#### GIVEN INFORMATION ####

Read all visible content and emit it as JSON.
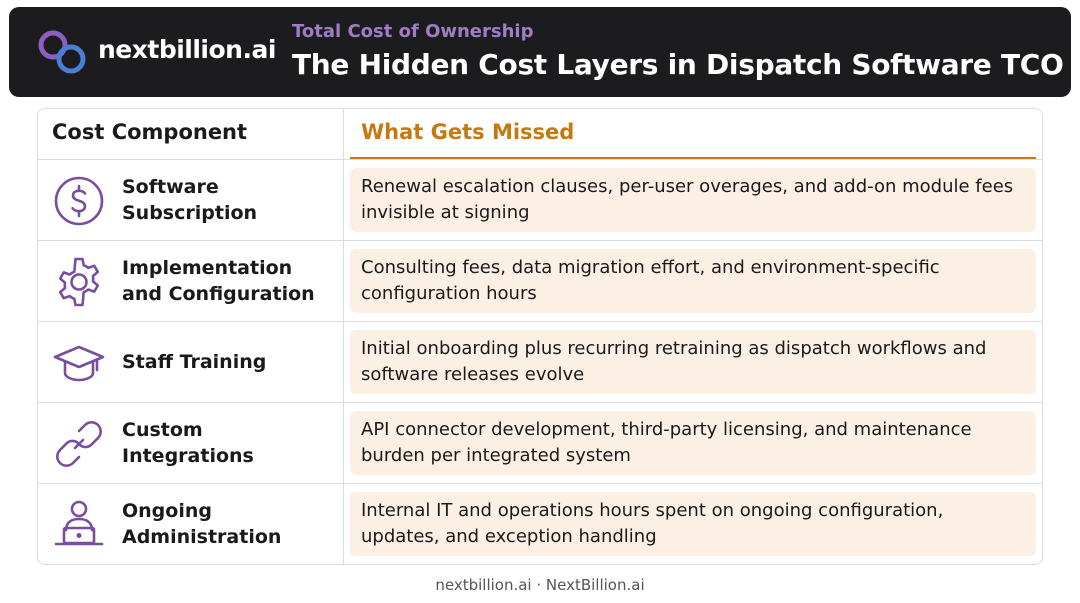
{
  "header": {
    "brand": "nextbillion.ai",
    "subtitle": "Total Cost of Ownership",
    "title": "The Hidden Cost Layers in Dispatch Software TCO"
  },
  "colors": {
    "header_bg": "#1c1c1e",
    "subtitle": "#a07cc4",
    "accent": "#c47a10",
    "icon": "#7a4e9e",
    "cell_bg": "#fcefe4"
  },
  "table": {
    "headers": [
      "Cost Component",
      "What Gets Missed"
    ],
    "rows": [
      {
        "icon": "dollar-icon",
        "component": "Software Subscription",
        "missed": "Renewal escalation clauses, per-user overages, and add-on module fees invisible at signing"
      },
      {
        "icon": "gear-icon",
        "component": "Implementation and Configuration",
        "missed": "Consulting fees, data migration effort, and environment-specific configuration hours"
      },
      {
        "icon": "graduation-cap-icon",
        "component": "Staff Training",
        "missed": "Initial onboarding plus recurring retraining as dispatch workflows and software releases evolve"
      },
      {
        "icon": "link-icon",
        "component": "Custom Integrations",
        "missed": "API connector development, third-party licensing, and maintenance burden per integrated system"
      },
      {
        "icon": "user-laptop-icon",
        "component": "Ongoing Administration",
        "missed": "Internal IT and operations hours spent on ongoing configuration, updates, and exception handling"
      }
    ]
  },
  "footer": "nextbillion.ai · NextBillion.ai"
}
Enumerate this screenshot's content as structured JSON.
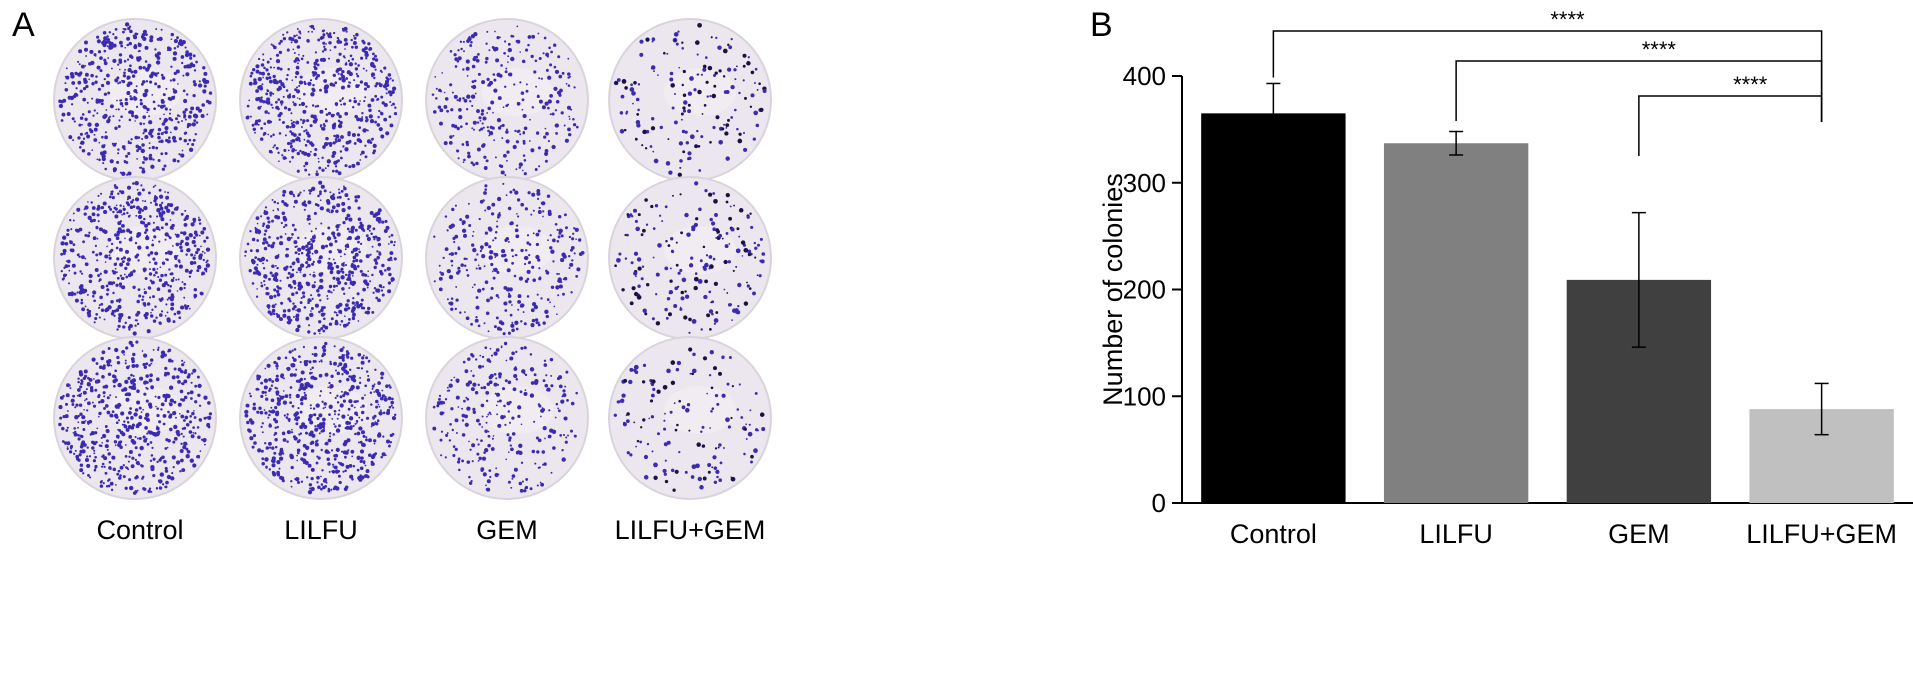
{
  "panel_a": {
    "letter": "A",
    "plate_labels": [
      "Control",
      "LILFU",
      "GEM",
      "LILFU+GEM"
    ],
    "colony_color": "#3a2bb0",
    "plate_color": "#ece6ee"
  },
  "panel_b": {
    "letter": "B"
  },
  "chart_data": {
    "type": "bar",
    "categories": [
      "Control",
      "LILFU",
      "GEM",
      "LILFU+GEM"
    ],
    "values": [
      365,
      337,
      209,
      88
    ],
    "errors": [
      28,
      11,
      63,
      24
    ],
    "colors": [
      "#000000",
      "#808080",
      "#404040",
      "#c0c0c0"
    ],
    "ylabel": "Number of colonies",
    "ylim": [
      0,
      400
    ],
    "yticks": [
      0,
      100,
      200,
      300,
      400
    ],
    "significance": [
      {
        "from": "Control",
        "to": "LILFU+GEM",
        "label": "****"
      },
      {
        "from": "LILFU",
        "to": "LILFU+GEM",
        "label": "****"
      },
      {
        "from": "GEM",
        "to": "LILFU+GEM",
        "label": "****"
      }
    ],
    "grid": false
  }
}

####

» TASK INSTRUCTIONS:
Reproduce exactly the lines from the one with "Enumerate this screenshot's" to the bottom of the listing, both ends included, and nothing else. Skip the pictures.

» SOLUTION TO THIS TASK:
Enumerate this screenshot's content as structured JSON.
{
  "panel_a": {
    "letter": "A",
    "plate_labels": [
      "Control",
      "LILFU",
      "GEM",
      "LILFU+GEM"
    ],
    "colony_color": "#3a2bb0",
    "plate_color": "#ece6ee"
  },
  "panel_b": {
    "letter": "B"
  },
  "chart_data": {
    "type": "bar",
    "categories": [
      "Control",
      "LILFU",
      "GEM",
      "LILFU+GEM"
    ],
    "values": [
      365,
      337,
      209,
      88
    ],
    "errors": [
      28,
      11,
      63,
      24
    ],
    "colors": [
      "#000000",
      "#808080",
      "#404040",
      "#c0c0c0"
    ],
    "ylabel": "Number of colonies",
    "ylim": [
      0,
      400
    ],
    "yticks": [
      0,
      100,
      200,
      300,
      400
    ],
    "significance": [
      {
        "from": "Control",
        "to": "LILFU+GEM",
        "label": "****"
      },
      {
        "from": "LILFU",
        "to": "LILFU+GEM",
        "label": "****"
      },
      {
        "from": "GEM",
        "to": "LILFU+GEM",
        "label": "****"
      }
    ],
    "grid": false
  }
}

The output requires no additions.